(begin)

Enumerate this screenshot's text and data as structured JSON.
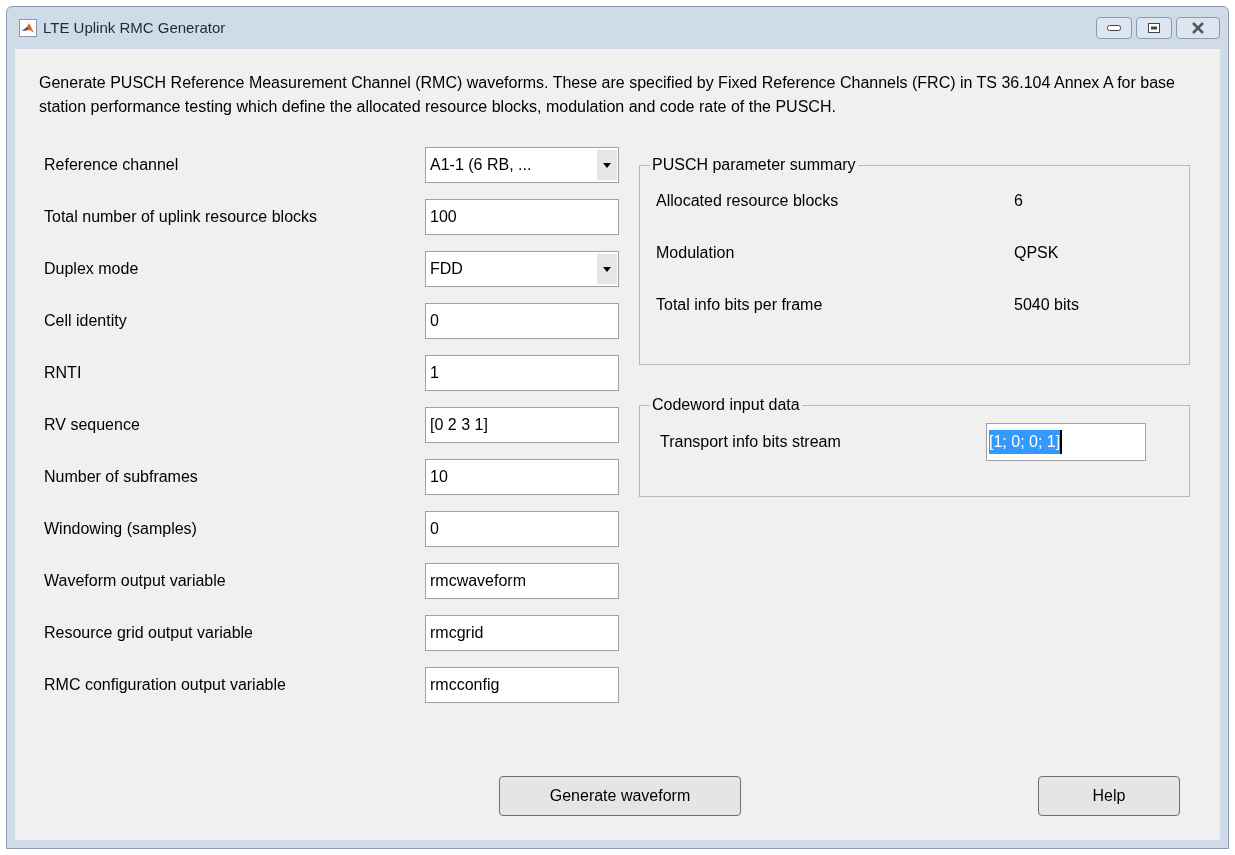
{
  "window": {
    "title": "LTE Uplink RMC Generator"
  },
  "description": "Generate PUSCH Reference Measurement Channel (RMC) waveforms. These are specified by Fixed Reference Channels (FRC) in TS 36.104 Annex A for base station performance testing which define the allocated resource blocks, modulation and code rate of the PUSCH.",
  "parameters": [
    {
      "label": "Reference channel",
      "kind": "dropdown",
      "value": "A1-1  (6 RB,  ..."
    },
    {
      "label": "Total number of uplink resource blocks",
      "kind": "text",
      "value": "100"
    },
    {
      "label": "Duplex mode",
      "kind": "dropdown",
      "value": "FDD"
    },
    {
      "label": "Cell identity",
      "kind": "text",
      "value": "0"
    },
    {
      "label": "RNTI",
      "kind": "text",
      "value": "1"
    },
    {
      "label": "RV sequence",
      "kind": "text",
      "value": "[0 2 3 1]"
    },
    {
      "label": "Number of subframes",
      "kind": "text",
      "value": "10"
    },
    {
      "label": "Windowing (samples)",
      "kind": "text",
      "value": "0"
    },
    {
      "label": "Waveform output variable",
      "kind": "text",
      "value": "rmcwaveform"
    },
    {
      "label": "Resource grid output variable",
      "kind": "text",
      "value": "rmcgrid"
    },
    {
      "label": "RMC configuration output variable",
      "kind": "text",
      "value": "rmcconfig"
    }
  ],
  "summary": {
    "title": "PUSCH parameter summary",
    "rows": [
      {
        "label": "Allocated resource blocks",
        "value": "6"
      },
      {
        "label": "Modulation",
        "value": "QPSK"
      },
      {
        "label": "Total info bits per frame",
        "value": "5040 bits"
      }
    ]
  },
  "codeword": {
    "title": "Codeword input data",
    "label": "Transport info bits stream",
    "value": "[1; 0; 0; 1]",
    "text_selected": true
  },
  "buttons": [
    "Generate waveform",
    "Help"
  ]
}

(end)

(Exercise) Leave out the pictures and transcribe everything else exactly.

(Written answer)
Enumerate this screenshot's text and data as structured JSON.
{
  "window": {
    "title": "LTE Uplink RMC Generator"
  },
  "description": "Generate PUSCH Reference Measurement Channel (RMC) waveforms. These are specified by Fixed Reference Channels (FRC) in TS 36.104 Annex A for base station performance testing which define the allocated resource blocks, modulation and code rate of the PUSCH.",
  "parameters": [
    {
      "label": "Reference channel",
      "kind": "dropdown",
      "value": "A1-1  (6 RB,  ..."
    },
    {
      "label": "Total number of uplink resource blocks",
      "kind": "text",
      "value": "100"
    },
    {
      "label": "Duplex mode",
      "kind": "dropdown",
      "value": "FDD"
    },
    {
      "label": "Cell identity",
      "kind": "text",
      "value": "0"
    },
    {
      "label": "RNTI",
      "kind": "text",
      "value": "1"
    },
    {
      "label": "RV sequence",
      "kind": "text",
      "value": "[0 2 3 1]"
    },
    {
      "label": "Number of subframes",
      "kind": "text",
      "value": "10"
    },
    {
      "label": "Windowing (samples)",
      "kind": "text",
      "value": "0"
    },
    {
      "label": "Waveform output variable",
      "kind": "text",
      "value": "rmcwaveform"
    },
    {
      "label": "Resource grid output variable",
      "kind": "text",
      "value": "rmcgrid"
    },
    {
      "label": "RMC configuration output variable",
      "kind": "text",
      "value": "rmcconfig"
    }
  ],
  "summary": {
    "title": "PUSCH parameter summary",
    "rows": [
      {
        "label": "Allocated resource blocks",
        "value": "6"
      },
      {
        "label": "Modulation",
        "value": "QPSK"
      },
      {
        "label": "Total info bits per frame",
        "value": "5040 bits"
      }
    ]
  },
  "codeword": {
    "title": "Codeword input data",
    "label": "Transport info bits stream",
    "value": "[1; 0; 0; 1]",
    "text_selected": true
  },
  "buttons": [
    "Generate waveform",
    "Help"
  ]
}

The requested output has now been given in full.